-- BEGIN --

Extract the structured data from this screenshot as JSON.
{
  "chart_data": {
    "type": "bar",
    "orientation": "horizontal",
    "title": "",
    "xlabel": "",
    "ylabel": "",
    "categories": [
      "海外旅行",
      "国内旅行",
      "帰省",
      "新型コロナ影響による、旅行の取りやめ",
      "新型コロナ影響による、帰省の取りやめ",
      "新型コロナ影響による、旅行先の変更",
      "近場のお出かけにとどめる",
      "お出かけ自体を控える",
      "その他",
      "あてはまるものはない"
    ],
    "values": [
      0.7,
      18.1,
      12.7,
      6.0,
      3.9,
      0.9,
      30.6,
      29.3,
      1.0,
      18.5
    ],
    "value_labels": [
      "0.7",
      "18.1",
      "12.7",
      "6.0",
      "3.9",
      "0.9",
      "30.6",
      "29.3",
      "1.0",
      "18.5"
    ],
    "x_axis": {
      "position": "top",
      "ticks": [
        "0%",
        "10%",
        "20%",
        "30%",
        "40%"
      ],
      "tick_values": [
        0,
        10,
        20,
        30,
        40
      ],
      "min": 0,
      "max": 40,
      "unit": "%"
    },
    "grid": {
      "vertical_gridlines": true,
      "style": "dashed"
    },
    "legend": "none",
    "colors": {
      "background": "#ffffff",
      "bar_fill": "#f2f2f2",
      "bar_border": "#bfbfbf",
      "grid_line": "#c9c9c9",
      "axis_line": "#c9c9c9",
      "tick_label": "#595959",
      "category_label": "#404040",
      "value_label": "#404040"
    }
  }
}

-- END --
-- BEGIN --

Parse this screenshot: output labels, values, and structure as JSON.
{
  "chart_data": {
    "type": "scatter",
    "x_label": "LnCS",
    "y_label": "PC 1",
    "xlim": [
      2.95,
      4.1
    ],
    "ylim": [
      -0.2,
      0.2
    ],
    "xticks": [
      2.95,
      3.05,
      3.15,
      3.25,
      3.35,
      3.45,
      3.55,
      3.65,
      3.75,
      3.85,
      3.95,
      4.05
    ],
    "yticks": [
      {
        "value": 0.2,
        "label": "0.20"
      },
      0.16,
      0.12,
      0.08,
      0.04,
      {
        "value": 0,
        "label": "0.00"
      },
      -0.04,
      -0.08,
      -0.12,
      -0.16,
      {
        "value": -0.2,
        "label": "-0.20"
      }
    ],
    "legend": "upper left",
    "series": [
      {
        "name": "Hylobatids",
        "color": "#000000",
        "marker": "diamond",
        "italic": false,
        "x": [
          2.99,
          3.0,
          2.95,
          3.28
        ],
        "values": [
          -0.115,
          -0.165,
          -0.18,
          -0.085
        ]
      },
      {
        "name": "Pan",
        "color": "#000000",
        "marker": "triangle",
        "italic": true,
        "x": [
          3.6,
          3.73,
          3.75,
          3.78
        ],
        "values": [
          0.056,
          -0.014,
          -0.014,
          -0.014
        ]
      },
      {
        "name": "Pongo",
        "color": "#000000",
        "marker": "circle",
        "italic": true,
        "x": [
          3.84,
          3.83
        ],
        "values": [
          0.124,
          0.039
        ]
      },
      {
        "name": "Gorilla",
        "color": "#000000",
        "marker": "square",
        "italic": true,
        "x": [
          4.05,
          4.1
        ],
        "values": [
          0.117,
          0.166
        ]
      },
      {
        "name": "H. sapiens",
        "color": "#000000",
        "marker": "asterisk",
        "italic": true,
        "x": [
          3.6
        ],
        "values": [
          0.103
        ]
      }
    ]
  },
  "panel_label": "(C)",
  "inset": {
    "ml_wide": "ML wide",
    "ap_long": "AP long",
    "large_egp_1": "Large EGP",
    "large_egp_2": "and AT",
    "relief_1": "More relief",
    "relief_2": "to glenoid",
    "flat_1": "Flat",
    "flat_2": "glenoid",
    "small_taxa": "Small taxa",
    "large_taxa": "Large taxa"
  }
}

-- END --
-- BEGIN --

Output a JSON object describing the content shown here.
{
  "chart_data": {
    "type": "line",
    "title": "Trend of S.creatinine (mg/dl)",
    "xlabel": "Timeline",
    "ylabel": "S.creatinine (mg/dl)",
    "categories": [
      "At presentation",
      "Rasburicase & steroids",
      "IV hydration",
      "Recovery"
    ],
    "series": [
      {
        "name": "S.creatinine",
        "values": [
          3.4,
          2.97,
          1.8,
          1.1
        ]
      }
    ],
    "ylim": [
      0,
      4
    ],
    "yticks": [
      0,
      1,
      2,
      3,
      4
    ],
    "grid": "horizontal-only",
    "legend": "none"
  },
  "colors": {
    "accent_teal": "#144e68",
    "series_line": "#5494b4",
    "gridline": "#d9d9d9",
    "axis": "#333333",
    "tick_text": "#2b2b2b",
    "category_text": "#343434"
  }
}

-- END --

In the records above, find each line that holds the word "新型コロナ影響による"; copy all such lines.

_Solution to the exercise:_
      "新型コロナ影響による、旅行の取りやめ",
      "新型コロナ影響による、帰省の取りやめ",
      "新型コロナ影響による、旅行先の変更",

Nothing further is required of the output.